Find the unduplicated element in a sorted array

Question

Source : Microsoft Interview Question

Given a sorted array, in which every element is present twice except one which is present single time, we need to find that element.

Now a standard O(n) solution is to do a XOR of list, which will return the unduplicated element (since all duplicated elements cancel out.)

Is it possible to solve this more quickly if we know the array is sorted?

**Data lines:**
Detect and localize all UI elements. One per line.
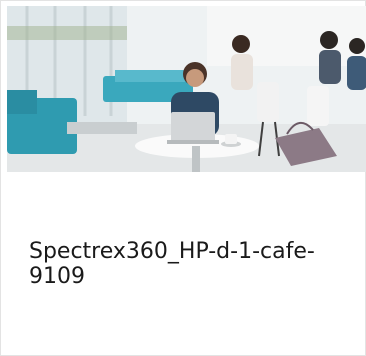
cafe-photo-illustration <box>7 6 366 172</box>
asset-card[interactable]: Spectrex360_HP-d-1-cafe-9109 <box>0 0 366 356</box>
asset-thumbnail[interactable] <box>7 6 366 172</box>
asset-title[interactable]: Spectrex360_HP-d-1-cafe-9109 <box>29 239 349 289</box>
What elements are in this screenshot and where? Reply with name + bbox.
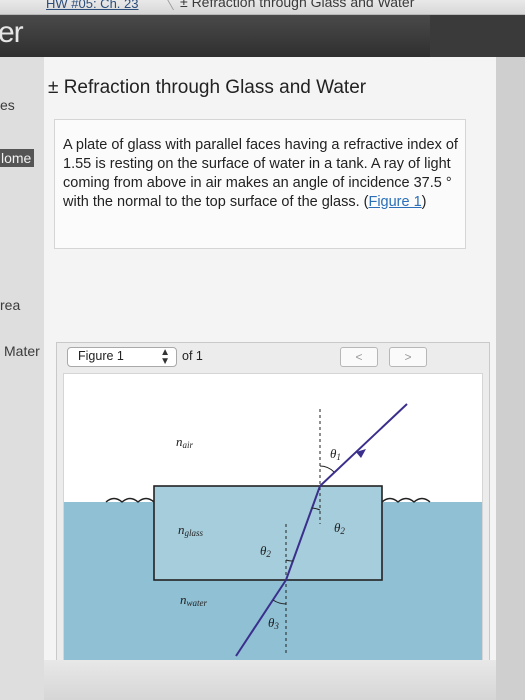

**Exercise task:**
Reproduce the passage of the sorted-array question that starts with "Source : Microsoft" and continues through "elements cancel out.)".

**Problem solution:**
Source : Microsoft Interview Question

Given a sorted array, in which every element is present twice except one which is present single time, we need to find that element.

Now a standard O(n) solution is to do a XOR of list, which will return the unduplicated element (since all duplicated elements cancel out.)